- _EXERCISE_
The data below is to be returned in full and exactly.

◆ ◆ ◆ ◆

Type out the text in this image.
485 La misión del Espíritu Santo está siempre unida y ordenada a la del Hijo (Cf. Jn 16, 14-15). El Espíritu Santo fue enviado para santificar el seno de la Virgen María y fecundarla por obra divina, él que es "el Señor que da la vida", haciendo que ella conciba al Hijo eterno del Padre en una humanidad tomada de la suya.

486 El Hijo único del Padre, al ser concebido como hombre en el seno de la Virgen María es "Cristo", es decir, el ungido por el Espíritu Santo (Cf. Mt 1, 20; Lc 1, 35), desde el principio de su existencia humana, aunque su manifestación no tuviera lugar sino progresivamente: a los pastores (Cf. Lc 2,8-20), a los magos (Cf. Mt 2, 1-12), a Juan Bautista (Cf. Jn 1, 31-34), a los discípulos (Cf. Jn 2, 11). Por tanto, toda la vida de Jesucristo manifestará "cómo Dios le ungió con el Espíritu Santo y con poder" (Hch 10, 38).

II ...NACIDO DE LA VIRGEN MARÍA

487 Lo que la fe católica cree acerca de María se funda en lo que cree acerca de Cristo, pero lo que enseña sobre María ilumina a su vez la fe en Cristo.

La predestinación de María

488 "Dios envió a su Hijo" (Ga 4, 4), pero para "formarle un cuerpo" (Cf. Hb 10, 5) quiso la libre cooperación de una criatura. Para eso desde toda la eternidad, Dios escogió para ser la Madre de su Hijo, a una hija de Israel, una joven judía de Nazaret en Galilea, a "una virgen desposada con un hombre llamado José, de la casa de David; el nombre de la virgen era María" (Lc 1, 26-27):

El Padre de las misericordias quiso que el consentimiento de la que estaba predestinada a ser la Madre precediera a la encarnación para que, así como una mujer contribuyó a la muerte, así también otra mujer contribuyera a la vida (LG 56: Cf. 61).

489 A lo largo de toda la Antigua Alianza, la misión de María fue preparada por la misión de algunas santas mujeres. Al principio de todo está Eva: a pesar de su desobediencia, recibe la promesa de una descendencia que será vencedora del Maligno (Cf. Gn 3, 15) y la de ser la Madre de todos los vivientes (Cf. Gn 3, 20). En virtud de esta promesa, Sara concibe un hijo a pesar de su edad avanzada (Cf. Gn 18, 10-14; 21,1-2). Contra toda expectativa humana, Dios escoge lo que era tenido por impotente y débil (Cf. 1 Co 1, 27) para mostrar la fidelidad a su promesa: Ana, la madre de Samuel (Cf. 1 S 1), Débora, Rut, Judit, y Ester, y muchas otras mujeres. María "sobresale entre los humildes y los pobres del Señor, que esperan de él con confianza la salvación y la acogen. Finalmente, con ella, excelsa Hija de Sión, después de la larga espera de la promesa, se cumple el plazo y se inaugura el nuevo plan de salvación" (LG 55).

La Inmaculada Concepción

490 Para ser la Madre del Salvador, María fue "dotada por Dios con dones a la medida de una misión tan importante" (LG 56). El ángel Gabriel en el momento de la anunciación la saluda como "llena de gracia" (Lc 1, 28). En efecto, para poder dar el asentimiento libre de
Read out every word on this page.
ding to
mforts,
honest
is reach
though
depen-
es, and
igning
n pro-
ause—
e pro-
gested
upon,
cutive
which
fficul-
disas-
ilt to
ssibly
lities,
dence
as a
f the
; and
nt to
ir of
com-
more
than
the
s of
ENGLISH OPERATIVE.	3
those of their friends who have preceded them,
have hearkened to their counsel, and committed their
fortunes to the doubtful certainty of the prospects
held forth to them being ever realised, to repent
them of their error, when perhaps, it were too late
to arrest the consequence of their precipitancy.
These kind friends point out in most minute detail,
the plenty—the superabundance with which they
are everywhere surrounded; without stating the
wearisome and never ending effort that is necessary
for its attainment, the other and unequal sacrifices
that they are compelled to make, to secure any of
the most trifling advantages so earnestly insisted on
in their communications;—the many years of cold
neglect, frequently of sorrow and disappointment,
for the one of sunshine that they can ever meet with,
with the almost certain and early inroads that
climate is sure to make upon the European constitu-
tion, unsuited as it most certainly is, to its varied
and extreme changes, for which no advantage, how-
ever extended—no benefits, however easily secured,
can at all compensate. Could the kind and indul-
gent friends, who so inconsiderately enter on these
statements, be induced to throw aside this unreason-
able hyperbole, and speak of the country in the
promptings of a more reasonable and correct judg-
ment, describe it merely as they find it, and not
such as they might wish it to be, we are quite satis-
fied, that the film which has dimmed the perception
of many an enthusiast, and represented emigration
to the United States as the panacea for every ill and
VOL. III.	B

◆ ◆ ◆ ◆

- _WORKED SOLUTION_
Type out the text in this image.
485 La misión del Espíritu Santo está siempre unida y ordenada a la del Hijo (Cf. Jn 16, 14-15). El Espíritu Santo fue enviado para santificar el seno de la Virgen María y fecundarla por obra divina, él que es "el Señor que da la vida", haciendo que ella conciba al Hijo eterno del Padre en una humanidad tomada de la suya.

486 El Hijo único del Padre, al ser concebido como hombre en el seno de la Virgen María es "Cristo", es decir, el ungido por el Espíritu Santo (Cf. Mt 1, 20; Lc 1, 35), desde el principio de su existencia humana, aunque su manifestación no tuviera lugar sino progresivamente: a los pastores (Cf. Lc 2,8-20), a los magos (Cf. Mt 2, 1-12), a Juan Bautista (Cf. Jn 1, 31-34), a los discípulos (Cf. Jn 2, 11). Por tanto, toda la vida de Jesucristo manifestará "cómo Dios le ungió con el Espíritu Santo y con poder" (Hch 10, 38).

II ...NACIDO DE LA VIRGEN MARÍA

487 Lo que la fe católica cree acerca de María se funda en lo que cree acerca de Cristo, pero lo que enseña sobre María ilumina a su vez la fe en Cristo.

La predestinación de María

488 "Dios envió a su Hijo" (Ga 4, 4), pero para "formarle un cuerpo" (Cf. Hb 10, 5) quiso la libre cooperación de una criatura. Para eso desde toda la eternidad, Dios escogió para ser la Madre de su Hijo, a una hija de Israel, una joven judía de Nazaret en Galilea, a "una virgen desposada con un hombre llamado José, de la casa de David; el nombre de la virgen era María" (Lc 1, 26-27):

El Padre de las misericordias quiso que el consentimiento de la que estaba predestinada a ser la Madre precediera a la encarnación para que, así como una mujer contribuyó a la muerte, así también otra mujer contribuyera a la vida (LG 56: Cf. 61).

489 A lo largo de toda la Antigua Alianza, la misión de María fue preparada por la misión de algunas santas mujeres. Al principio de todo está Eva: a pesar de su desobediencia, recibe la promesa de una descendencia que será vencedora del Maligno (Cf. Gn 3, 15) y la de ser la Madre de todos los vivientes (Cf. Gn 3, 20). En virtud de esta promesa, Sara concibe un hijo a pesar de su edad avanzada (Cf. Gn 18, 10-14; 21,1-2). Contra toda expectativa humana, Dios escoge lo que era tenido por impotente y débil (Cf. 1 Co 1, 27) para mostrar la fidelidad a su promesa: Ana, la madre de Samuel (Cf. 1 S 1), Débora, Rut, Judit, y Ester, y muchas otras mujeres. María "sobresale entre los humildes y los pobres del Señor, que esperan de él con confianza la salvación y la acogen. Finalmente, con ella, excelsa Hija de Sión, después de la larga espera de la promesa, se cumple el plazo y se inaugura el nuevo plan de salvación" (LG 55).

La Inmaculada Concepción

490 Para ser la Madre del Salvador, María fue "dotada por Dios con dones a la medida de una misión tan importante" (LG 56). El ángel Gabriel en el momento de la anunciación la saluda como "llena de gracia" (Lc 1, 28). En efecto, para poder dar el asentimiento libre de
Read out every word on this page.
ding to
mforts,
honest
is reach
though
depen-
es, and
igning
n pro-
ause—
e pro-
gested
upon,
cutive
which
fficul-
disas-
ilt to
ssibly
lities,
dence
as a
f the
; and
nt to
ir of
com-
more
than
the
s of
ENGLISH OPERATIVE.	3
those of their friends who have preceded them,
have hearkened to their counsel, and committed their
fortunes to the doubtful certainty of the prospects
held forth to them being ever realised, to repent
them of their error, when perhaps, it were too late
to arrest the consequence of their precipitancy.
These kind friends point out in most minute detail,
the plenty—the superabundance with which they
are everywhere surrounded; without stating the
wearisome and never ending effort that is necessary
for its attainment, the other and unequal sacrifices
that they are compelled to make, to secure any of
the most trifling advantages so earnestly insisted on
in their communications;—the many years of cold
neglect, frequently of sorrow and disappointment,
for the one of sunshine that they can ever meet with,
with the almost certain and early inroads that
climate is sure to make upon the European constitu-
tion, unsuited as it most certainly is, to its varied
and extreme changes, for which no advantage, how-
ever extended—no benefits, however easily secured,
can at all compensate. Could the kind and indul-
gent friends, who so inconsiderately enter on these
statements, be induced to throw aside this unreason-
able hyperbole, and speak of the country in the
promptings of a more reasonable and correct judg-
ment, describe it merely as they find it, and not
such as they might wish it to be, we are quite satis-
fied, that the film which has dimmed the perception
of many an enthusiast, and represented emigration
to the United States as the panacea for every ill and
VOL. III.	B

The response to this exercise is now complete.